What you are asked to do → Transcribe the lines below verbatim, skipping the images.

Records provided →
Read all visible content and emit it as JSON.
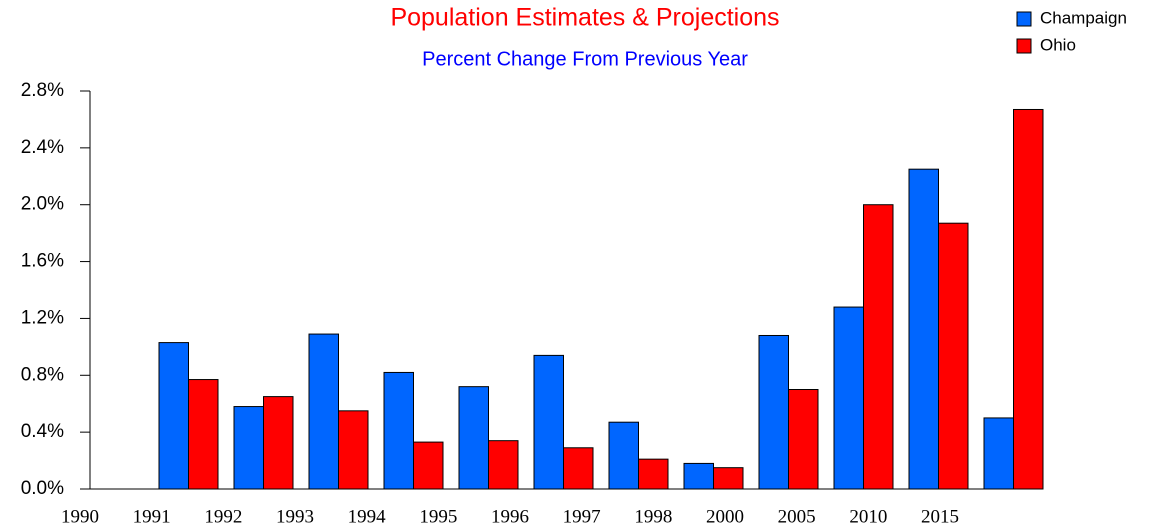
{
  "chart_data": {
    "type": "bar",
    "title": "Population Estimates & Projections",
    "subtitle": "Percent Change From Previous Year",
    "title_color": "#ff0000",
    "subtitle_color": "#0000ff",
    "categories": [
      "1990",
      "1991",
      "1992",
      "1993",
      "1994",
      "1995",
      "1996",
      "1997",
      "1998",
      "2000",
      "2005",
      "2010",
      "2015"
    ],
    "series": [
      {
        "name": "Champaign",
        "color": "#0066ff",
        "values": [
          null,
          1.03,
          0.58,
          1.09,
          0.82,
          0.72,
          0.94,
          0.47,
          0.18,
          1.08,
          1.28,
          2.25,
          0.5
        ]
      },
      {
        "name": "Ohio",
        "color": "#ff0000",
        "values": [
          null,
          0.77,
          0.65,
          0.55,
          0.33,
          0.34,
          0.29,
          0.21,
          0.15,
          0.7,
          2.0,
          1.87,
          2.67
        ]
      }
    ],
    "ylim": [
      0,
      2.8
    ],
    "yticks": [
      {
        "value": 0,
        "label": "0.0%"
      },
      {
        "value": 0.4,
        "label": "0.4%"
      },
      {
        "value": 0.8,
        "label": "0.8%"
      },
      {
        "value": 1.2,
        "label": "1.2%"
      },
      {
        "value": 1.6,
        "label": "1.6%"
      },
      {
        "value": 2.0,
        "label": "2.0%"
      },
      {
        "value": 2.4,
        "label": "2.4%"
      },
      {
        "value": 2.8,
        "label": "2.8%"
      }
    ],
    "legend": "top-right"
  }
}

Completed exercise →
Read all visible content and emit it as JSON.
{
  "chart_data": {
    "type": "bar",
    "title": "Population Estimates & Projections",
    "subtitle": "Percent Change From Previous Year",
    "title_color": "#ff0000",
    "subtitle_color": "#0000ff",
    "categories": [
      "1990",
      "1991",
      "1992",
      "1993",
      "1994",
      "1995",
      "1996",
      "1997",
      "1998",
      "2000",
      "2005",
      "2010",
      "2015"
    ],
    "series": [
      {
        "name": "Champaign",
        "color": "#0066ff",
        "values": [
          null,
          1.03,
          0.58,
          1.09,
          0.82,
          0.72,
          0.94,
          0.47,
          0.18,
          1.08,
          1.28,
          2.25,
          0.5
        ]
      },
      {
        "name": "Ohio",
        "color": "#ff0000",
        "values": [
          null,
          0.77,
          0.65,
          0.55,
          0.33,
          0.34,
          0.29,
          0.21,
          0.15,
          0.7,
          2.0,
          1.87,
          2.67
        ]
      }
    ],
    "ylim": [
      0,
      2.8
    ],
    "yticks": [
      {
        "value": 0,
        "label": "0.0%"
      },
      {
        "value": 0.4,
        "label": "0.4%"
      },
      {
        "value": 0.8,
        "label": "0.8%"
      },
      {
        "value": 1.2,
        "label": "1.2%"
      },
      {
        "value": 1.6,
        "label": "1.6%"
      },
      {
        "value": 2.0,
        "label": "2.0%"
      },
      {
        "value": 2.4,
        "label": "2.4%"
      },
      {
        "value": 2.8,
        "label": "2.8%"
      }
    ],
    "legend": "top-right"
  }
}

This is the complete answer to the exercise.